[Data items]

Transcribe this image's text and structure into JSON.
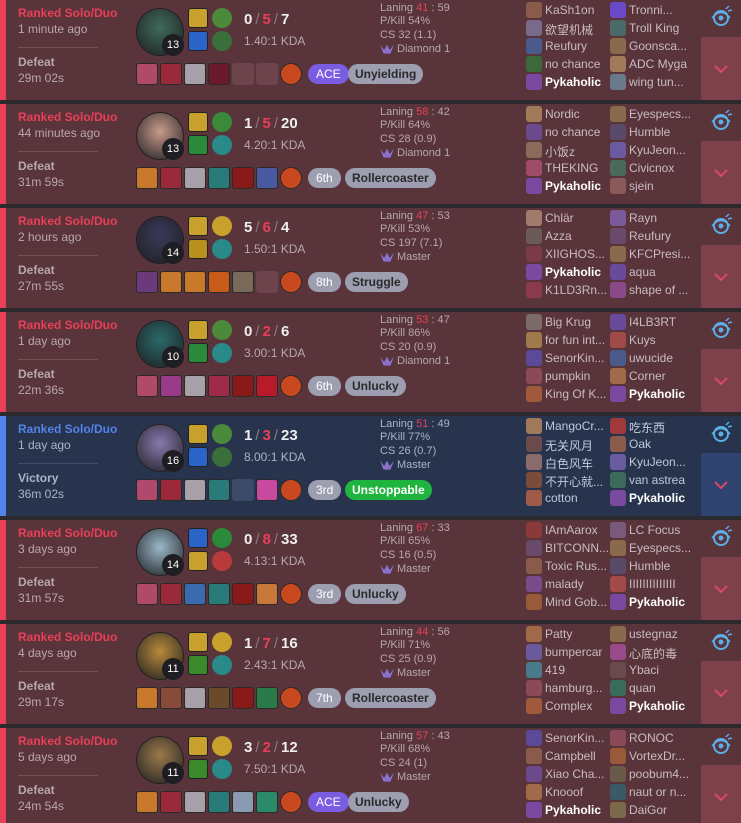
{
  "matches": [
    {
      "result_type": "loss",
      "queue": "Ranked Solo/Duo",
      "time_ago": "1 minute ago",
      "result": "Defeat",
      "duration": "29m 02s",
      "champion_color": "#3f6b5a",
      "level": "13",
      "kills": "0",
      "deaths": "5",
      "assists": "7",
      "kda_ratio": "1.40:1 KDA",
      "spell_colors": [
        "#c8a02c",
        "#2a64c8"
      ],
      "rune_colors": [
        "#4a8a3a",
        "#3a6e3a"
      ],
      "items": [
        "#b04a6a",
        "#9a2a3a",
        "#a8a0a8",
        "#6a1a2a",
        "",
        ""
      ],
      "placement": "ACE",
      "placement_type": "ace",
      "badge": "Unyielding",
      "badge_type": "normal",
      "laning_win": "41",
      "laning_loss": "59",
      "pkill": "P/Kill 54%",
      "cs": "CS 32 (1.1)",
      "rank": "Diamond 1",
      "team1": [
        {
          "name": "KaSh1on",
          "color": "#8a5a4a"
        },
        {
          "name": "欲望机械",
          "color": "#7a6a8a"
        },
        {
          "name": "Reufury",
          "color": "#4a5a8a"
        },
        {
          "name": "no chance",
          "color": "#3a6a3a"
        },
        {
          "name": "Pykaholic",
          "color": "#7a4aa0",
          "me": true
        }
      ],
      "team2": [
        {
          "name": "Tronni...",
          "color": "#6a4ac8"
        },
        {
          "name": "Troll King",
          "color": "#4a6a6a"
        },
        {
          "name": "Goonsca...",
          "color": "#8a6a4a"
        },
        {
          "name": "ADC Myga",
          "color": "#a07a5a"
        },
        {
          "name": "wing tun...",
          "color": "#6a7a8a"
        }
      ]
    },
    {
      "result_type": "loss",
      "queue": "Ranked Solo/Duo",
      "time_ago": "44 minutes ago",
      "result": "Defeat",
      "duration": "31m 59s",
      "champion_color": "#c89a8a",
      "level": "13",
      "kills": "1",
      "deaths": "5",
      "assists": "20",
      "kda_ratio": "4.20:1 KDA",
      "spell_colors": [
        "#c8a02c",
        "#2a8a3a"
      ],
      "rune_colors": [
        "#3a8a3a",
        "#2a8a8a"
      ],
      "items": [
        "#c8782a",
        "#9a2a3a",
        "#a8a0a8",
        "#2a7a7a",
        "#8a1a1a",
        "#4a5aa0"
      ],
      "placement": "6th",
      "placement_type": "normal",
      "badge": "Rollercoaster",
      "badge_type": "normal",
      "laning_win": "58",
      "laning_loss": "42",
      "pkill": "P/Kill 64%",
      "cs": "CS 28 (0.9)",
      "rank": "Diamond 1",
      "team1": [
        {
          "name": "Nordic",
          "color": "#a07a5a"
        },
        {
          "name": "no chance",
          "color": "#6a4a8a"
        },
        {
          "name": "小饭z",
          "color": "#8a6a5a"
        },
        {
          "name": "THEKING",
          "color": "#a04a6a"
        },
        {
          "name": "Pykaholic",
          "color": "#7a4aa0",
          "me": true
        }
      ],
      "team2": [
        {
          "name": "Eyespecs...",
          "color": "#8a6a4a"
        },
        {
          "name": "Humble",
          "color": "#5a4a6a"
        },
        {
          "name": "KyuJeon...",
          "color": "#6a5aa0"
        },
        {
          "name": "Civicnox",
          "color": "#4a6a5a"
        },
        {
          "name": "sjein",
          "color": "#8a5a5a"
        }
      ]
    },
    {
      "result_type": "loss",
      "queue": "Ranked Solo/Duo",
      "time_ago": "2 hours ago",
      "result": "Defeat",
      "duration": "27m 55s",
      "champion_color": "#3a3a5a",
      "level": "14",
      "kills": "5",
      "deaths": "6",
      "assists": "4",
      "kda_ratio": "1.50:1 KDA",
      "spell_colors": [
        "#c8a02c",
        "#b8901c"
      ],
      "rune_colors": [
        "#c8a02c",
        "#2a8a8a"
      ],
      "items": [
        "#6a3a7a",
        "#c8782a",
        "#c87a2a",
        "#c85a1a",
        "#7a6a5a",
        ""
      ],
      "placement": "8th",
      "placement_type": "normal",
      "badge": "Struggle",
      "badge_type": "normal",
      "laning_win": "47",
      "laning_loss": "53",
      "pkill": "P/Kill 53%",
      "cs": "CS 197 (7.1)",
      "rank": "Master",
      "team1": [
        {
          "name": "Chlär",
          "color": "#a07a6a"
        },
        {
          "name": "Azza",
          "color": "#6a5a5a"
        },
        {
          "name": "XIIGHOS...",
          "color": "#7a3a4a"
        },
        {
          "name": "Pykaholic",
          "color": "#7a4aa0",
          "me": true
        },
        {
          "name": "K1LD3Rn...",
          "color": "#8a3a4a"
        }
      ],
      "team2": [
        {
          "name": "Rayn",
          "color": "#7a5a9a"
        },
        {
          "name": "Reufury",
          "color": "#6a4a6a"
        },
        {
          "name": "KFCPresi...",
          "color": "#8a6a4a"
        },
        {
          "name": "aqua",
          "color": "#6a4a9a"
        },
        {
          "name": "shape of ...",
          "color": "#8a4a8a"
        }
      ]
    },
    {
      "result_type": "loss",
      "queue": "Ranked Solo/Duo",
      "time_ago": "1 day ago",
      "result": "Defeat",
      "duration": "22m 36s",
      "champion_color": "#2a6a6a",
      "level": "10",
      "kills": "0",
      "deaths": "2",
      "assists": "6",
      "kda_ratio": "3.00:1 KDA",
      "spell_colors": [
        "#c8a02c",
        "#2a8a3a"
      ],
      "rune_colors": [
        "#4a8a3a",
        "#2a8a8a"
      ],
      "items": [
        "#b04a6a",
        "#9a3a8a",
        "#a8a0a8",
        "#a02a4a",
        "#8a1a1a",
        "#b81a2a"
      ],
      "placement": "6th",
      "placement_type": "normal",
      "badge": "Unlucky",
      "badge_type": "normal",
      "laning_win": "53",
      "laning_loss": "47",
      "pkill": "P/Kill 86%",
      "cs": "CS 20 (0.9)",
      "rank": "Diamond 1",
      "team1": [
        {
          "name": "Big Krug",
          "color": "#7a6a6a"
        },
        {
          "name": "for fun int...",
          "color": "#a07a4a"
        },
        {
          "name": "SenorKin...",
          "color": "#5a4a9a"
        },
        {
          "name": "pumpkin",
          "color": "#8a4a5a"
        },
        {
          "name": "King Of K...",
          "color": "#a05a3a"
        }
      ],
      "team2": [
        {
          "name": "I4LB3RT",
          "color": "#6a4a9a"
        },
        {
          "name": "Kuys",
          "color": "#a04a4a"
        },
        {
          "name": "uwucide",
          "color": "#4a5a8a"
        },
        {
          "name": "Corner",
          "color": "#a06a4a"
        },
        {
          "name": "Pykaholic",
          "color": "#7a4aa0",
          "me": true
        }
      ]
    },
    {
      "result_type": "win",
      "queue": "Ranked Solo/Duo",
      "time_ago": "1 day ago",
      "result": "Victory",
      "duration": "36m 02s",
      "champion_color": "#8a7ab0",
      "level": "16",
      "kills": "1",
      "deaths": "3",
      "assists": "23",
      "kda_ratio": "8.00:1 KDA",
      "spell_colors": [
        "#c8a02c",
        "#2a64c8"
      ],
      "rune_colors": [
        "#4a8a3a",
        "#3a6e3a"
      ],
      "items": [
        "#b04a6a",
        "#9a2a3a",
        "#a8a0a8",
        "#2a7a7a",
        "",
        "#c84aa0"
      ],
      "placement": "3rd",
      "placement_type": "normal",
      "badge": "Unstoppable",
      "badge_type": "unstop",
      "laning_win": "51",
      "laning_loss": "49",
      "pkill": "P/Kill 77%",
      "cs": "CS 26 (0.7)",
      "rank": "Master",
      "team1": [
        {
          "name": "MangoCr...",
          "color": "#a07a5a"
        },
        {
          "name": "无关风月",
          "color": "#6a4a4a"
        },
        {
          "name": "白色风车",
          "color": "#8a6a6a"
        },
        {
          "name": "不开心就...",
          "color": "#7a4a3a"
        },
        {
          "name": "cotton",
          "color": "#a05a4a"
        }
      ],
      "team2": [
        {
          "name": "吃东西",
          "color": "#a03a3a"
        },
        {
          "name": "Oak",
          "color": "#8a5a4a"
        },
        {
          "name": "KyuJeon...",
          "color": "#6a5aa0"
        },
        {
          "name": "van astrea",
          "color": "#3a6a5a"
        },
        {
          "name": "Pykaholic",
          "color": "#7a4aa0",
          "me": true
        }
      ]
    },
    {
      "result_type": "loss",
      "queue": "Ranked Solo/Duo",
      "time_ago": "3 days ago",
      "result": "Defeat",
      "duration": "31m 57s",
      "champion_color": "#9ab8c8",
      "level": "14",
      "kills": "0",
      "deaths": "8",
      "assists": "33",
      "kda_ratio": "4.13:1 KDA",
      "spell_colors": [
        "#2a64c8",
        "#c8a02c"
      ],
      "rune_colors": [
        "#2a8a3a",
        "#b83a3a"
      ],
      "items": [
        "#b04a6a",
        "#9a2a3a",
        "#3a6ab0",
        "#2a7a7a",
        "#8a1a1a",
        "#c8783a"
      ],
      "placement": "3rd",
      "placement_type": "normal",
      "badge": "Unlucky",
      "badge_type": "normal",
      "laning_win": "67",
      "laning_loss": "33",
      "pkill": "P/Kill 65%",
      "cs": "CS 16 (0.5)",
      "rank": "Master",
      "team1": [
        {
          "name": "IAmAarox",
          "color": "#8a3a3a"
        },
        {
          "name": "BITCONN...",
          "color": "#6a4a6a"
        },
        {
          "name": "Toxic Rus...",
          "color": "#8a5a4a"
        },
        {
          "name": "malady",
          "color": "#7a4a8a"
        },
        {
          "name": "Mind Gob...",
          "color": "#9a5a3a"
        }
      ],
      "team2": [
        {
          "name": "LC Focus",
          "color": "#7a5a7a"
        },
        {
          "name": "Eyespecs...",
          "color": "#8a6a4a"
        },
        {
          "name": "Humble",
          "color": "#5a4a6a"
        },
        {
          "name": "IIIIIIIIIIIIII",
          "color": "#a04a4a"
        },
        {
          "name": "Pykaholic",
          "color": "#7a4aa0",
          "me": true
        }
      ]
    },
    {
      "result_type": "loss",
      "queue": "Ranked Solo/Duo",
      "time_ago": "4 days ago",
      "result": "Defeat",
      "duration": "29m 17s",
      "champion_color": "#b88a3a",
      "level": "11",
      "kills": "1",
      "deaths": "7",
      "assists": "16",
      "kda_ratio": "2.43:1 KDA",
      "spell_colors": [
        "#c8a02c",
        "#3a8a2a"
      ],
      "rune_colors": [
        "#c8a02c",
        "#2a8a8a"
      ],
      "items": [
        "#c8782a",
        "#8a4a3a",
        "#a8a0a8",
        "#6a4a2a",
        "#8a1a1a",
        "#2a7a4a"
      ],
      "placement": "7th",
      "placement_type": "normal",
      "badge": "Rollercoaster",
      "badge_type": "normal",
      "laning_win": "44",
      "laning_loss": "56",
      "pkill": "P/Kill 71%",
      "cs": "CS 25 (0.9)",
      "rank": "Master",
      "team1": [
        {
          "name": "Patty",
          "color": "#a06a4a"
        },
        {
          "name": "bumpercar",
          "color": "#6a5a9a"
        },
        {
          "name": "419",
          "color": "#4a7a8a"
        },
        {
          "name": "hamburg...",
          "color": "#8a4a5a"
        },
        {
          "name": "Complex",
          "color": "#a05a3a"
        }
      ],
      "team2": [
        {
          "name": "ustegnaz",
          "color": "#8a6a4a"
        },
        {
          "name": "心底的毒",
          "color": "#9a4a8a"
        },
        {
          "name": "Ybaci",
          "color": "#6a4a4a"
        },
        {
          "name": "quan",
          "color": "#3a6a5a"
        },
        {
          "name": "Pykaholic",
          "color": "#7a4aa0",
          "me": true
        }
      ]
    },
    {
      "result_type": "loss",
      "queue": "Ranked Solo/Duo",
      "time_ago": "5 days ago",
      "result": "Defeat",
      "duration": "24m 54s",
      "champion_color": "#9a7a4a",
      "level": "11",
      "kills": "3",
      "deaths": "2",
      "assists": "12",
      "kda_ratio": "7.50:1 KDA",
      "spell_colors": [
        "#c8a02c",
        "#3a8a2a"
      ],
      "rune_colors": [
        "#c8a02c",
        "#2a8a8a"
      ],
      "items": [
        "#c8782a",
        "#9a2a3a",
        "#a8a0a8",
        "#2a7a7a",
        "#8a9ab0",
        "#2a8a6a"
      ],
      "placement": "ACE",
      "placement_type": "ace",
      "badge": "Unlucky",
      "badge_type": "normal",
      "laning_win": "57",
      "laning_loss": "43",
      "pkill": "P/Kill 68%",
      "cs": "CS 24 (1)",
      "rank": "Master",
      "team1": [
        {
          "name": "SenorKin...",
          "color": "#5a4a9a"
        },
        {
          "name": "Campbell",
          "color": "#8a5a4a"
        },
        {
          "name": "Xiao Cha...",
          "color": "#6a4a8a"
        },
        {
          "name": "Knooof",
          "color": "#a06a4a"
        },
        {
          "name": "Pykaholic",
          "color": "#7a4aa0",
          "me": true
        }
      ],
      "team2": [
        {
          "name": "RONOC",
          "color": "#8a4a5a"
        },
        {
          "name": "VortexDr...",
          "color": "#9a5a3a"
        },
        {
          "name": "poobum4...",
          "color": "#6a5a4a"
        },
        {
          "name": "naut or n...",
          "color": "#3a5a6a"
        },
        {
          "name": "DaiGor",
          "color": "#7a6a4a"
        }
      ]
    }
  ]
}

> Task objective
Copy out every line in the entries above that holds "days".

> Task answer
      "time_ago": "3 days ago",
      "time_ago": "4 days ago",
      "time_ago": "5 days ago",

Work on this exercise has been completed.